(Dataset records)
──────────────────────────────
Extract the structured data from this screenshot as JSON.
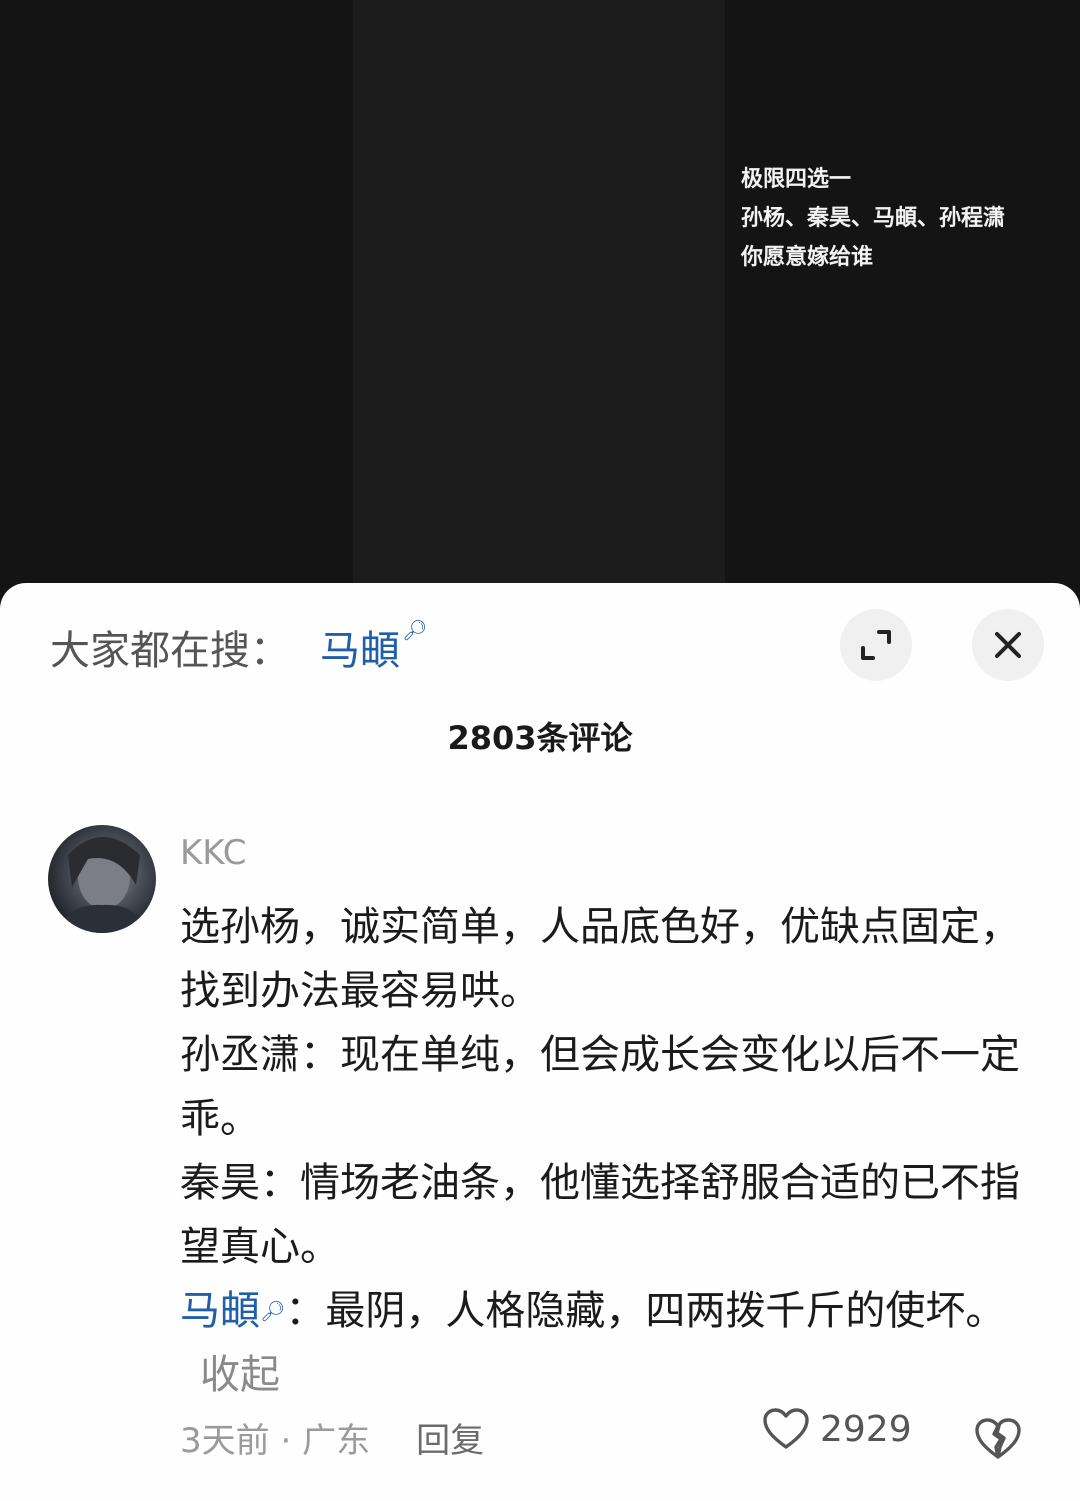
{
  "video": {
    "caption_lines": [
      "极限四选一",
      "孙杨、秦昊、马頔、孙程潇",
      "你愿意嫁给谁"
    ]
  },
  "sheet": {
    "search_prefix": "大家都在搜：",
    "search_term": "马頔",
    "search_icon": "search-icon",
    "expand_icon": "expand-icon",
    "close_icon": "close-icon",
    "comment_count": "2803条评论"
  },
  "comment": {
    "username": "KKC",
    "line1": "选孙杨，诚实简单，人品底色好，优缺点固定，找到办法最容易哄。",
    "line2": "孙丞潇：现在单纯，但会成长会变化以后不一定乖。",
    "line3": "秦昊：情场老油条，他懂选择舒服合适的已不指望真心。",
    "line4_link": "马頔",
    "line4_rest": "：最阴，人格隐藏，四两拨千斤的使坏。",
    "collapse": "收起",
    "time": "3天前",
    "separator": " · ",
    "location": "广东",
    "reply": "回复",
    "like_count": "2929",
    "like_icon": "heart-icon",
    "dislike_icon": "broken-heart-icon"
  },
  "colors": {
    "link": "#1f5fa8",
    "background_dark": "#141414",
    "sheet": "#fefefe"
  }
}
──────────────────────────────
Task description - Locate the word "heart" in the records above, and return each line that has it.

Result for this task -
    "like_icon": "heart-icon",
    "dislike_icon": "broken-heart-icon"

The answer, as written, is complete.